* **What is being asked**: Each record below must be returned exactly as shown.

[Data excerpts]
+===+

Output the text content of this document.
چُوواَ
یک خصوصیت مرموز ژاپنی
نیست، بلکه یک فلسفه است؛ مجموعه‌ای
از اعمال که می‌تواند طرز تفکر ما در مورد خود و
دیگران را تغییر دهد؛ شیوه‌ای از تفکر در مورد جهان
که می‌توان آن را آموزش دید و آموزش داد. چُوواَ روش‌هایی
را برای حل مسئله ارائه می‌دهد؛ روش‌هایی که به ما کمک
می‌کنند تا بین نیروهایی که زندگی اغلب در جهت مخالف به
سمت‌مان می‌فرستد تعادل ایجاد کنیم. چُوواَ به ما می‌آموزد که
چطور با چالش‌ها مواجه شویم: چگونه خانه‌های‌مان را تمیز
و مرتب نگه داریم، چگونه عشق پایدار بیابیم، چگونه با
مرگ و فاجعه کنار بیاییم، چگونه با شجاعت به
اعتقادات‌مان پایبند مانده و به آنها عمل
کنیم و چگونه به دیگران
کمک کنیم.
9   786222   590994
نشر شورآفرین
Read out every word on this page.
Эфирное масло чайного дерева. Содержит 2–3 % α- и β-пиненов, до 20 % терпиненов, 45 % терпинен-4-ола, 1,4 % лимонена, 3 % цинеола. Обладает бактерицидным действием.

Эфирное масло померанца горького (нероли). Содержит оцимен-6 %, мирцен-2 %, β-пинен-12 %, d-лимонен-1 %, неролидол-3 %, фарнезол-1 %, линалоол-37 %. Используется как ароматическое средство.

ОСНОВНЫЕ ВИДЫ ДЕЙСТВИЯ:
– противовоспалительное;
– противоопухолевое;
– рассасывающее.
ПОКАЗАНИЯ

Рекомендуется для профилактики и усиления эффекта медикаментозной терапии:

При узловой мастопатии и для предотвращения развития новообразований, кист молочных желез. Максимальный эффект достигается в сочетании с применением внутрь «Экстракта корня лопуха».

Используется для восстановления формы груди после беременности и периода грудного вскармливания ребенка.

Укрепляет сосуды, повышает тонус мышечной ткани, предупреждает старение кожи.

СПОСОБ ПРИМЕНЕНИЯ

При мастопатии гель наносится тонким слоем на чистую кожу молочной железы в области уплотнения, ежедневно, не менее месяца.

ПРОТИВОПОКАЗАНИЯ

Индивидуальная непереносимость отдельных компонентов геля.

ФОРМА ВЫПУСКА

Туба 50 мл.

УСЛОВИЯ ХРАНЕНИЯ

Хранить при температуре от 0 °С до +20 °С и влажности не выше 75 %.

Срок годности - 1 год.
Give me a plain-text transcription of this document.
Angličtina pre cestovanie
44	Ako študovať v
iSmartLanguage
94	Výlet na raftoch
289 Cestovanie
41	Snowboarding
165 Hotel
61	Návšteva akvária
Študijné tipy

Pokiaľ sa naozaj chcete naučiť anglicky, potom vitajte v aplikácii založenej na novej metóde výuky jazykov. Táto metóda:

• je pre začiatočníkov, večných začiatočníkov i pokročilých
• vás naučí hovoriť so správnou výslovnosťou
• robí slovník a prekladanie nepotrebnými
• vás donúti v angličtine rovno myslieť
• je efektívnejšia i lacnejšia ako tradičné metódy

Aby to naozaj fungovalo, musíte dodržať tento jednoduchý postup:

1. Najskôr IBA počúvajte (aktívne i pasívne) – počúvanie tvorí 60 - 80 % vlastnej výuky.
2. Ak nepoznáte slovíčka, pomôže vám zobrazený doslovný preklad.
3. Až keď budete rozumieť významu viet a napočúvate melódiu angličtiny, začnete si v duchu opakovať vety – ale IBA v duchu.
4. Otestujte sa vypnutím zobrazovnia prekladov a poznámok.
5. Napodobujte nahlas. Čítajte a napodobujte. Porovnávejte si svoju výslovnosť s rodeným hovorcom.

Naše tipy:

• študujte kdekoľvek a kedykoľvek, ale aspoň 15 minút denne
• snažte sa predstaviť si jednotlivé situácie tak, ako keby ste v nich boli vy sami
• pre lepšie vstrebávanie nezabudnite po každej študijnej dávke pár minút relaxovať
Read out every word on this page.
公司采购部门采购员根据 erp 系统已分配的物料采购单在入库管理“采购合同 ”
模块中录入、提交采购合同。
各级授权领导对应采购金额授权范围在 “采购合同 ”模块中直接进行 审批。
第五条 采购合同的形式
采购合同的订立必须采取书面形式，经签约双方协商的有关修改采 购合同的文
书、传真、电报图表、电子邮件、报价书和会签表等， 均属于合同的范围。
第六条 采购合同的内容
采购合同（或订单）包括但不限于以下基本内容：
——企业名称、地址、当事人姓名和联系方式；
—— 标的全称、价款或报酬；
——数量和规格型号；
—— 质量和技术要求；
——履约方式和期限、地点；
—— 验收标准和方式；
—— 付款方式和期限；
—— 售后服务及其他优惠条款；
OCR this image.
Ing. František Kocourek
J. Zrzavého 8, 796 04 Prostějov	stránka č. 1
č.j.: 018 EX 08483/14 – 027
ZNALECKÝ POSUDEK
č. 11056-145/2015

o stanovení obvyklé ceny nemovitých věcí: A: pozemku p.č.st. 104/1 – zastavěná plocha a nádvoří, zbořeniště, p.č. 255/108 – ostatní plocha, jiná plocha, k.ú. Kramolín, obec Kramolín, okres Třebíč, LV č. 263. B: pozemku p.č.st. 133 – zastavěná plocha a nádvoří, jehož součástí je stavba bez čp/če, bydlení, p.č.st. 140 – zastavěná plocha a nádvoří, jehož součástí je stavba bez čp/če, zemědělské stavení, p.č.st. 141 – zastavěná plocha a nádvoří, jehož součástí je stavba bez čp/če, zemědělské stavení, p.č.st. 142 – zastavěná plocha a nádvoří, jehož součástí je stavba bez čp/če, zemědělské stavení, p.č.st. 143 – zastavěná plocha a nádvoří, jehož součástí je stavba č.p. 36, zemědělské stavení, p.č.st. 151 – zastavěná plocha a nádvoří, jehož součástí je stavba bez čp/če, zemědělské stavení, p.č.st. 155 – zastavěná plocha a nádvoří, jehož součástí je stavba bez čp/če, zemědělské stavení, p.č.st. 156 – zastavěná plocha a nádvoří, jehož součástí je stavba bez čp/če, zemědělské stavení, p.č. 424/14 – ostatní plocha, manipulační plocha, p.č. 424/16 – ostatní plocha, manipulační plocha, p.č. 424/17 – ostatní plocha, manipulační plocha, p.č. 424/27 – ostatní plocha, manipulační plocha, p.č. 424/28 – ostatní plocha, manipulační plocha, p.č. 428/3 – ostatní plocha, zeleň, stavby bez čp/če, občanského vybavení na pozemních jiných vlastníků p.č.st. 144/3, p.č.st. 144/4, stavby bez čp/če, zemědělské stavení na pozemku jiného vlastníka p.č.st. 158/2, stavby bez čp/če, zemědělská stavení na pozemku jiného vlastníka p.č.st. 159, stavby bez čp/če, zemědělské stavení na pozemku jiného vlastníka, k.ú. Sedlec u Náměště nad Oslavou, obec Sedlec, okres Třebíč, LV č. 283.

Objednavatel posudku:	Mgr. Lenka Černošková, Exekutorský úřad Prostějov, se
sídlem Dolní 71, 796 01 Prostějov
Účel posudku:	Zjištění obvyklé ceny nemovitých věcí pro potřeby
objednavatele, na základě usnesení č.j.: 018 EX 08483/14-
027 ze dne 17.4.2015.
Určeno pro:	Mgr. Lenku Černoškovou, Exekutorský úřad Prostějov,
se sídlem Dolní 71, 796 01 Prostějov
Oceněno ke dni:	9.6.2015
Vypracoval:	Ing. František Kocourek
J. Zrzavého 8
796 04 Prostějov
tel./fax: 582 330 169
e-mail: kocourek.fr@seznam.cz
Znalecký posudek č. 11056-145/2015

+===+

* **Exercise answer**:
Output the text content of this document.
چُوواَ
یک خصوصیت مرموز ژاپنی
نیست، بلکه یک فلسفه است؛ مجموعه‌ای
از اعمال که می‌تواند طرز تفکر ما در مورد خود و
دیگران را تغییر دهد؛ شیوه‌ای از تفکر در مورد جهان
که می‌توان آن را آموزش دید و آموزش داد. چُوواَ روش‌هایی
را برای حل مسئله ارائه می‌دهد؛ روش‌هایی که به ما کمک
می‌کنند تا بین نیروهایی که زندگی اغلب در جهت مخالف به
سمت‌مان می‌فرستد تعادل ایجاد کنیم. چُوواَ به ما می‌آموزد که
چطور با چالش‌ها مواجه شویم: چگونه خانه‌های‌مان را تمیز
و مرتب نگه داریم، چگونه عشق پایدار بیابیم، چگونه با
مرگ و فاجعه کنار بیاییم، چگونه با شجاعت به
اعتقادات‌مان پایبند مانده و به آنها عمل
کنیم و چگونه به دیگران
کمک کنیم.
9   786222   590994
نشر شورآفرین
Read out every word on this page.
Эфирное масло чайного дерева. Содержит 2–3 % α- и β-пиненов, до 20 % терпиненов, 45 % терпинен-4-ола, 1,4 % лимонена, 3 % цинеола. Обладает бактерицидным действием.

Эфирное масло померанца горького (нероли). Содержит оцимен-6 %, мирцен-2 %, β-пинен-12 %, d-лимонен-1 %, неролидол-3 %, фарнезол-1 %, линалоол-37 %. Используется как ароматическое средство.

ОСНОВНЫЕ ВИДЫ ДЕЙСТВИЯ:
– противовоспалительное;
– противоопухолевое;
– рассасывающее.
ПОКАЗАНИЯ

Рекомендуется для профилактики и усиления эффекта медикаментозной терапии:

При узловой мастопатии и для предотвращения развития новообразований, кист молочных желез. Максимальный эффект достигается в сочетании с применением внутрь «Экстракта корня лопуха».

Используется для восстановления формы груди после беременности и периода грудного вскармливания ребенка.

Укрепляет сосуды, повышает тонус мышечной ткани, предупреждает старение кожи.

СПОСОБ ПРИМЕНЕНИЯ

При мастопатии гель наносится тонким слоем на чистую кожу молочной железы в области уплотнения, ежедневно, не менее месяца.

ПРОТИВОПОКАЗАНИЯ

Индивидуальная непереносимость отдельных компонентов геля.

ФОРМА ВЫПУСКА

Туба 50 мл.

УСЛОВИЯ ХРАНЕНИЯ

Хранить при температуре от 0 °С до +20 °С и влажности не выше 75 %.

Срок годности - 1 год.
Give me a plain-text transcription of this document.
Angličtina pre cestovanie
44	Ako študovať v
iSmartLanguage
94	Výlet na raftoch
289 Cestovanie
41	Snowboarding
165 Hotel
61	Návšteva akvária
Študijné tipy

Pokiaľ sa naozaj chcete naučiť anglicky, potom vitajte v aplikácii založenej na novej metóde výuky jazykov. Táto metóda:

• je pre začiatočníkov, večných začiatočníkov i pokročilých
• vás naučí hovoriť so správnou výslovnosťou
• robí slovník a prekladanie nepotrebnými
• vás donúti v angličtine rovno myslieť
• je efektívnejšia i lacnejšia ako tradičné metódy

Aby to naozaj fungovalo, musíte dodržať tento jednoduchý postup:

1. Najskôr IBA počúvajte (aktívne i pasívne) – počúvanie tvorí 60 - 80 % vlastnej výuky.
2. Ak nepoznáte slovíčka, pomôže vám zobrazený doslovný preklad.
3. Až keď budete rozumieť významu viet a napočúvate melódiu angličtiny, začnete si v duchu opakovať vety – ale IBA v duchu.
4. Otestujte sa vypnutím zobrazovnia prekladov a poznámok.
5. Napodobujte nahlas. Čítajte a napodobujte. Porovnávejte si svoju výslovnosť s rodeným hovorcom.

Naše tipy:

• študujte kdekoľvek a kedykoľvek, ale aspoň 15 minút denne
• snažte sa predstaviť si jednotlivé situácie tak, ako keby ste v nich boli vy sami
• pre lepšie vstrebávanie nezabudnite po každej študijnej dávke pár minút relaxovať
Read out every word on this page.
公司采购部门采购员根据 erp 系统已分配的物料采购单在入库管理“采购合同 ”
模块中录入、提交采购合同。
各级授权领导对应采购金额授权范围在 “采购合同 ”模块中直接进行 审批。
第五条 采购合同的形式
采购合同的订立必须采取书面形式，经签约双方协商的有关修改采 购合同的文
书、传真、电报图表、电子邮件、报价书和会签表等， 均属于合同的范围。
第六条 采购合同的内容
采购合同（或订单）包括但不限于以下基本内容：
——企业名称、地址、当事人姓名和联系方式；
—— 标的全称、价款或报酬；
——数量和规格型号；
—— 质量和技术要求；
——履约方式和期限、地点；
—— 验收标准和方式；
—— 付款方式和期限；
—— 售后服务及其他优惠条款；
OCR this image.
Ing. František Kocourek
J. Zrzavého 8, 796 04 Prostějov	stránka č. 1
č.j.: 018 EX 08483/14 – 027
ZNALECKÝ POSUDEK
č. 11056-145/2015

o stanovení obvyklé ceny nemovitých věcí: A: pozemku p.č.st. 104/1 – zastavěná plocha a nádvoří, zbořeniště, p.č. 255/108 – ostatní plocha, jiná plocha, k.ú. Kramolín, obec Kramolín, okres Třebíč, LV č. 263. B: pozemku p.č.st. 133 – zastavěná plocha a nádvoří, jehož součástí je stavba bez čp/če, bydlení, p.č.st. 140 – zastavěná plocha a nádvoří, jehož součástí je stavba bez čp/če, zemědělské stavení, p.č.st. 141 – zastavěná plocha a nádvoří, jehož součástí je stavba bez čp/če, zemědělské stavení, p.č.st. 142 – zastavěná plocha a nádvoří, jehož součástí je stavba bez čp/če, zemědělské stavení, p.č.st. 143 – zastavěná plocha a nádvoří, jehož součástí je stavba č.p. 36, zemědělské stavení, p.č.st. 151 – zastavěná plocha a nádvoří, jehož součástí je stavba bez čp/če, zemědělské stavení, p.č.st. 155 – zastavěná plocha a nádvoří, jehož součástí je stavba bez čp/če, zemědělské stavení, p.č.st. 156 – zastavěná plocha a nádvoří, jehož součástí je stavba bez čp/če, zemědělské stavení, p.č. 424/14 – ostatní plocha, manipulační plocha, p.č. 424/16 – ostatní plocha, manipulační plocha, p.č. 424/17 – ostatní plocha, manipulační plocha, p.č. 424/27 – ostatní plocha, manipulační plocha, p.č. 424/28 – ostatní plocha, manipulační plocha, p.č. 428/3 – ostatní plocha, zeleň, stavby bez čp/če, občanského vybavení na pozemních jiných vlastníků p.č.st. 144/3, p.č.st. 144/4, stavby bez čp/če, zemědělské stavení na pozemku jiného vlastníka p.č.st. 158/2, stavby bez čp/če, zemědělská stavení na pozemku jiného vlastníka p.č.st. 159, stavby bez čp/če, zemědělské stavení na pozemku jiného vlastníka, k.ú. Sedlec u Náměště nad Oslavou, obec Sedlec, okres Třebíč, LV č. 283.

Objednavatel posudku:	Mgr. Lenka Černošková, Exekutorský úřad Prostějov, se
sídlem Dolní 71, 796 01 Prostějov
Účel posudku:	Zjištění obvyklé ceny nemovitých věcí pro potřeby
objednavatele, na základě usnesení č.j.: 018 EX 08483/14-
027 ze dne 17.4.2015.
Určeno pro:	Mgr. Lenku Černoškovou, Exekutorský úřad Prostějov,
se sídlem Dolní 71, 796 01 Prostějov
Oceněno ke dni:	9.6.2015
Vypracoval:	Ing. František Kocourek
J. Zrzavého 8
796 04 Prostějov
tel./fax: 582 330 169
e-mail: kocourek.fr@seznam.cz
Znalecký posudek č. 11056-145/2015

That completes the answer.